Return every line of the material exactly.

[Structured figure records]

Begin

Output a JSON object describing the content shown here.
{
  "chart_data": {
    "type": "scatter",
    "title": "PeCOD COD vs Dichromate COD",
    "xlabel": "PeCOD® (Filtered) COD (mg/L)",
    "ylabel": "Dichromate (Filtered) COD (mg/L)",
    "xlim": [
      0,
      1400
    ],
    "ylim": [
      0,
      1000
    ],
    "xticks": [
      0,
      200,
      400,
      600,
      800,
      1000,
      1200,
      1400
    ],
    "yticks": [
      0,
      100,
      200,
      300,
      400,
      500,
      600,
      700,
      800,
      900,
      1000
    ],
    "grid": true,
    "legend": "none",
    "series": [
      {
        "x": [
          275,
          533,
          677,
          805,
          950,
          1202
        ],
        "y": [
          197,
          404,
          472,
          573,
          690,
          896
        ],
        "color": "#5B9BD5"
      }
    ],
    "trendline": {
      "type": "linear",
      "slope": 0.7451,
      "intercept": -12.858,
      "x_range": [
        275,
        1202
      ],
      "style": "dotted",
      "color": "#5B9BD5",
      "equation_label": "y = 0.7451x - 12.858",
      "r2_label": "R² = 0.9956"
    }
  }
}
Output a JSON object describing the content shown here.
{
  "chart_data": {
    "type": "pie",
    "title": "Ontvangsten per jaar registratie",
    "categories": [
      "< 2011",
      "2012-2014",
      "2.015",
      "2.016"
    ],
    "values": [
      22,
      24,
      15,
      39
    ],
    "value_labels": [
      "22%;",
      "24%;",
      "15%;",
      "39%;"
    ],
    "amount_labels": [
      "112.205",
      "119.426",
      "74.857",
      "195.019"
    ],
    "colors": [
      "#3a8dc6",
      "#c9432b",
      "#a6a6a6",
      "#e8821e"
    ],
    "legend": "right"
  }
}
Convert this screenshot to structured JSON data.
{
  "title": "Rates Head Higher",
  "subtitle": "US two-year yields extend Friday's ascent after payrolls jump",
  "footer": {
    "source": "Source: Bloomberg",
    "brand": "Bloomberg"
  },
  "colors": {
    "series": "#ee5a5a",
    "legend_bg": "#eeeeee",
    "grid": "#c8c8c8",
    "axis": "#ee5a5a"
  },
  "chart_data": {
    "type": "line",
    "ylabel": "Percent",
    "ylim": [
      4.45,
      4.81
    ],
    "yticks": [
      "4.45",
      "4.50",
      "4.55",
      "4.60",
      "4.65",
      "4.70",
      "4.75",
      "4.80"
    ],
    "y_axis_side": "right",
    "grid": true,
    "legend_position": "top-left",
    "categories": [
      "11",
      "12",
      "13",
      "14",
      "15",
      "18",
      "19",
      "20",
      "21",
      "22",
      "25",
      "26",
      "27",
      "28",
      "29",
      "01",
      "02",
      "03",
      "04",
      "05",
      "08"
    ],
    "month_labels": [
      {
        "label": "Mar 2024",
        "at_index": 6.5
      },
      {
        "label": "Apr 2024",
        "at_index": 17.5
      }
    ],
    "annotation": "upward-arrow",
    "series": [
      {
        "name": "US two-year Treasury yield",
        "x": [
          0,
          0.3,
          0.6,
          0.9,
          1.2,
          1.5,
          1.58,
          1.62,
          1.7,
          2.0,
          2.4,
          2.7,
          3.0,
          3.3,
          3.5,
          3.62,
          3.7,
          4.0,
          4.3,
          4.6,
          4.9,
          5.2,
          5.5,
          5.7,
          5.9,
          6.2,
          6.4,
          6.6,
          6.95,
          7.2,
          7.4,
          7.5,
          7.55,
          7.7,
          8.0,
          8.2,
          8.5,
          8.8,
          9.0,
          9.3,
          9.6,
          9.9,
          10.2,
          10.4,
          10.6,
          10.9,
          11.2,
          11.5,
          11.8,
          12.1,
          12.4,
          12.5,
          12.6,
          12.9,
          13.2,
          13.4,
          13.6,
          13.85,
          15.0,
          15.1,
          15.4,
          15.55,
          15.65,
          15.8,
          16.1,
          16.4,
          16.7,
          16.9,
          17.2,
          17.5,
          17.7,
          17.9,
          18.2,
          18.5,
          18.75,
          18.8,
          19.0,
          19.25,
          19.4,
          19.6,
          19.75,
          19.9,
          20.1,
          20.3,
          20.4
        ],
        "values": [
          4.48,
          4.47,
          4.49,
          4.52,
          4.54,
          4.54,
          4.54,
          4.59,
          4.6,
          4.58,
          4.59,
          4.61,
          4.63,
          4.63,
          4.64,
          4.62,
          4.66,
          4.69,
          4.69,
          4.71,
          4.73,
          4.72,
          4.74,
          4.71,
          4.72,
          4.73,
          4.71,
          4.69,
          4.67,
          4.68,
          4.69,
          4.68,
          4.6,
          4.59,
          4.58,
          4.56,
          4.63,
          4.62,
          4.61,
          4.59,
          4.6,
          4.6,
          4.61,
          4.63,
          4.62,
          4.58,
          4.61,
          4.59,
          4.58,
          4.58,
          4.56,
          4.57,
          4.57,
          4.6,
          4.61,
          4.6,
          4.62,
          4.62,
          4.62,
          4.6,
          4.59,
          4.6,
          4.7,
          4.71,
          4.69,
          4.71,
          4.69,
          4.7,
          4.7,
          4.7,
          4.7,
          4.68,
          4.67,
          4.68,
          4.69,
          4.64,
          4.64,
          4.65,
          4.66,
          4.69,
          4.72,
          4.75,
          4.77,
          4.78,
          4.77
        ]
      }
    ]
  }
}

End

## RESPONSE BELOW:
Output a JSON object describing the content shown here.
{
  "chart_data": {
    "type": "scatter",
    "title": "PeCOD COD vs Dichromate COD",
    "xlabel": "PeCOD® (Filtered) COD (mg/L)",
    "ylabel": "Dichromate (Filtered) COD (mg/L)",
    "xlim": [
      0,
      1400
    ],
    "ylim": [
      0,
      1000
    ],
    "xticks": [
      0,
      200,
      400,
      600,
      800,
      1000,
      1200,
      1400
    ],
    "yticks": [
      0,
      100,
      200,
      300,
      400,
      500,
      600,
      700,
      800,
      900,
      1000
    ],
    "grid": true,
    "legend": "none",
    "series": [
      {
        "x": [
          275,
          533,
          677,
          805,
          950,
          1202
        ],
        "y": [
          197,
          404,
          472,
          573,
          690,
          896
        ],
        "color": "#5B9BD5"
      }
    ],
    "trendline": {
      "type": "linear",
      "slope": 0.7451,
      "intercept": -12.858,
      "x_range": [
        275,
        1202
      ],
      "style": "dotted",
      "color": "#5B9BD5",
      "equation_label": "y = 0.7451x - 12.858",
      "r2_label": "R² = 0.9956"
    }
  }
}
Output a JSON object describing the content shown here.
{
  "chart_data": {
    "type": "pie",
    "title": "Ontvangsten per jaar registratie",
    "categories": [
      "< 2011",
      "2012-2014",
      "2.015",
      "2.016"
    ],
    "values": [
      22,
      24,
      15,
      39
    ],
    "value_labels": [
      "22%;",
      "24%;",
      "15%;",
      "39%;"
    ],
    "amount_labels": [
      "112.205",
      "119.426",
      "74.857",
      "195.019"
    ],
    "colors": [
      "#3a8dc6",
      "#c9432b",
      "#a6a6a6",
      "#e8821e"
    ],
    "legend": "right"
  }
}
Convert this screenshot to structured JSON data.
{
  "title": "Rates Head Higher",
  "subtitle": "US two-year yields extend Friday's ascent after payrolls jump",
  "footer": {
    "source": "Source: Bloomberg",
    "brand": "Bloomberg"
  },
  "colors": {
    "series": "#ee5a5a",
    "legend_bg": "#eeeeee",
    "grid": "#c8c8c8",
    "axis": "#ee5a5a"
  },
  "chart_data": {
    "type": "line",
    "ylabel": "Percent",
    "ylim": [
      4.45,
      4.81
    ],
    "yticks": [
      "4.45",
      "4.50",
      "4.55",
      "4.60",
      "4.65",
      "4.70",
      "4.75",
      "4.80"
    ],
    "y_axis_side": "right",
    "grid": true,
    "legend_position": "top-left",
    "categories": [
      "11",
      "12",
      "13",
      "14",
      "15",
      "18",
      "19",
      "20",
      "21",
      "22",
      "25",
      "26",
      "27",
      "28",
      "29",
      "01",
      "02",
      "03",
      "04",
      "05",
      "08"
    ],
    "month_labels": [
      {
        "label": "Mar 2024",
        "at_index": 6.5
      },
      {
        "label": "Apr 2024",
        "at_index": 17.5
      }
    ],
    "annotation": "upward-arrow",
    "series": [
      {
        "name": "US two-year Treasury yield",
        "x": [
          0,
          0.3,
          0.6,
          0.9,
          1.2,
          1.5,
          1.58,
          1.62,
          1.7,
          2.0,
          2.4,
          2.7,
          3.0,
          3.3,
          3.5,
          3.62,
          3.7,
          4.0,
          4.3,
          4.6,
          4.9,
          5.2,
          5.5,
          5.7,
          5.9,
          6.2,
          6.4,
          6.6,
          6.95,
          7.2,
          7.4,
          7.5,
          7.55,
          7.7,
          8.0,
          8.2,
          8.5,
          8.8,
          9.0,
          9.3,
          9.6,
          9.9,
          10.2,
          10.4,
          10.6,
          10.9,
          11.2,
          11.5,
          11.8,
          12.1,
          12.4,
          12.5,
          12.6,
          12.9,
          13.2,
          13.4,
          13.6,
          13.85,
          15.0,
          15.1,
          15.4,
          15.55,
          15.65,
          15.8,
          16.1,
          16.4,
          16.7,
          16.9,
          17.2,
          17.5,
          17.7,
          17.9,
          18.2,
          18.5,
          18.75,
          18.8,
          19.0,
          19.25,
          19.4,
          19.6,
          19.75,
          19.9,
          20.1,
          20.3,
          20.4
        ],
        "values": [
          4.48,
          4.47,
          4.49,
          4.52,
          4.54,
          4.54,
          4.54,
          4.59,
          4.6,
          4.58,
          4.59,
          4.61,
          4.63,
          4.63,
          4.64,
          4.62,
          4.66,
          4.69,
          4.69,
          4.71,
          4.73,
          4.72,
          4.74,
          4.71,
          4.72,
          4.73,
          4.71,
          4.69,
          4.67,
          4.68,
          4.69,
          4.68,
          4.6,
          4.59,
          4.58,
          4.56,
          4.63,
          4.62,
          4.61,
          4.59,
          4.6,
          4.6,
          4.61,
          4.63,
          4.62,
          4.58,
          4.61,
          4.59,
          4.58,
          4.58,
          4.56,
          4.57,
          4.57,
          4.6,
          4.61,
          4.6,
          4.62,
          4.62,
          4.62,
          4.6,
          4.59,
          4.6,
          4.7,
          4.71,
          4.69,
          4.71,
          4.69,
          4.7,
          4.7,
          4.7,
          4.7,
          4.68,
          4.67,
          4.68,
          4.69,
          4.64,
          4.64,
          4.65,
          4.66,
          4.69,
          4.72,
          4.75,
          4.77,
          4.78,
          4.77
        ]
      }
    ]
  }
}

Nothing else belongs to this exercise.